SOURCE MATERIAL:
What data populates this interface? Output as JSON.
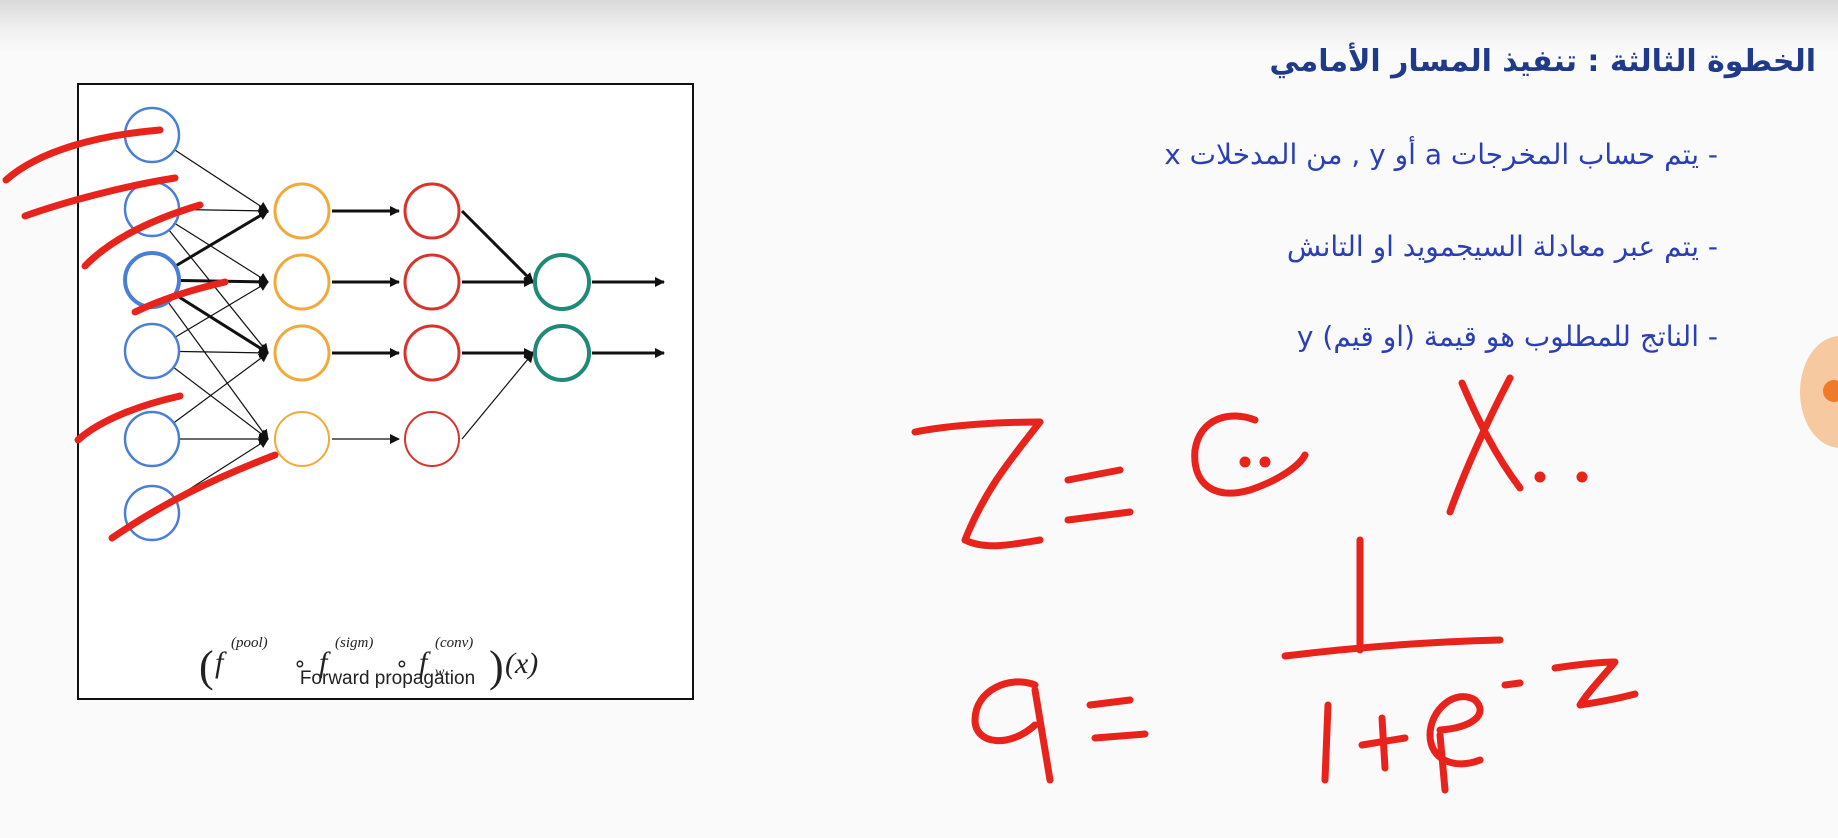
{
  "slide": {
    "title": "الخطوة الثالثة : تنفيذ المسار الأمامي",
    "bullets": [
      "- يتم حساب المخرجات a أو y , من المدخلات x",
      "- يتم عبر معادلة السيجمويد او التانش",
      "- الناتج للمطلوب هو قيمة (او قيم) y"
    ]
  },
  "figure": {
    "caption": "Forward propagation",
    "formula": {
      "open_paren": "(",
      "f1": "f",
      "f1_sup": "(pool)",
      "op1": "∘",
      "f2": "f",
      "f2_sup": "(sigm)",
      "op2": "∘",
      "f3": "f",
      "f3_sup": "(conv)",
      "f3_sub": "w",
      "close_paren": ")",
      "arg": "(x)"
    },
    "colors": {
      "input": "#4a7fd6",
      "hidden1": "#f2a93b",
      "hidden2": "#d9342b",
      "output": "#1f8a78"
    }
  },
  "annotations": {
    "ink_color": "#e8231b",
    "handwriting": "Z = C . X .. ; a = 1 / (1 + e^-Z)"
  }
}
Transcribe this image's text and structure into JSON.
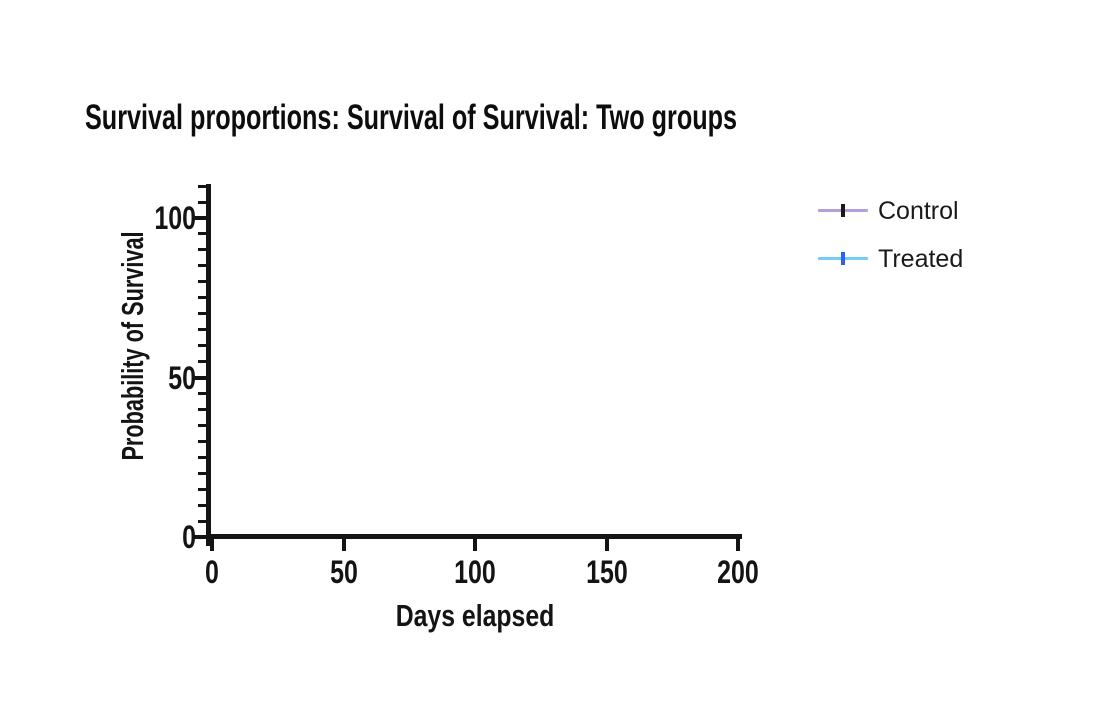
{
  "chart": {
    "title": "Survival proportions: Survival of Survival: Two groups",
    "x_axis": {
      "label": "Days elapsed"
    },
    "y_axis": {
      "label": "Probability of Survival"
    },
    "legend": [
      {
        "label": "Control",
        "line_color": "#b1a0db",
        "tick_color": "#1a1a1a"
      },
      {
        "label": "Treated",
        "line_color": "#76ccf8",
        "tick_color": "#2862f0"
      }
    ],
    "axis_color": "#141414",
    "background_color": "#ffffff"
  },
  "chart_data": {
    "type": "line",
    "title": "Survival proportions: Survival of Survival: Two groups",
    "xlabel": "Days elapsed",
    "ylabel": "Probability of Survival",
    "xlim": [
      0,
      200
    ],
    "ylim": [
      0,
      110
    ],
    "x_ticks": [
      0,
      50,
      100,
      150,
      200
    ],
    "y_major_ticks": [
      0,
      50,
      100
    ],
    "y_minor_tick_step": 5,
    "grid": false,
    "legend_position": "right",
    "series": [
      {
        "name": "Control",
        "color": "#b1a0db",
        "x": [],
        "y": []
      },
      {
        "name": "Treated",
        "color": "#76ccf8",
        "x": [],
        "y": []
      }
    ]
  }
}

TASK OBJECTIVE:
Wherever the string "this" appears in the entries above, list that line.

SOLUTION BELOW:
What data populates this interface? Output as JSON.
Transcribe this image's text and structure into JSON.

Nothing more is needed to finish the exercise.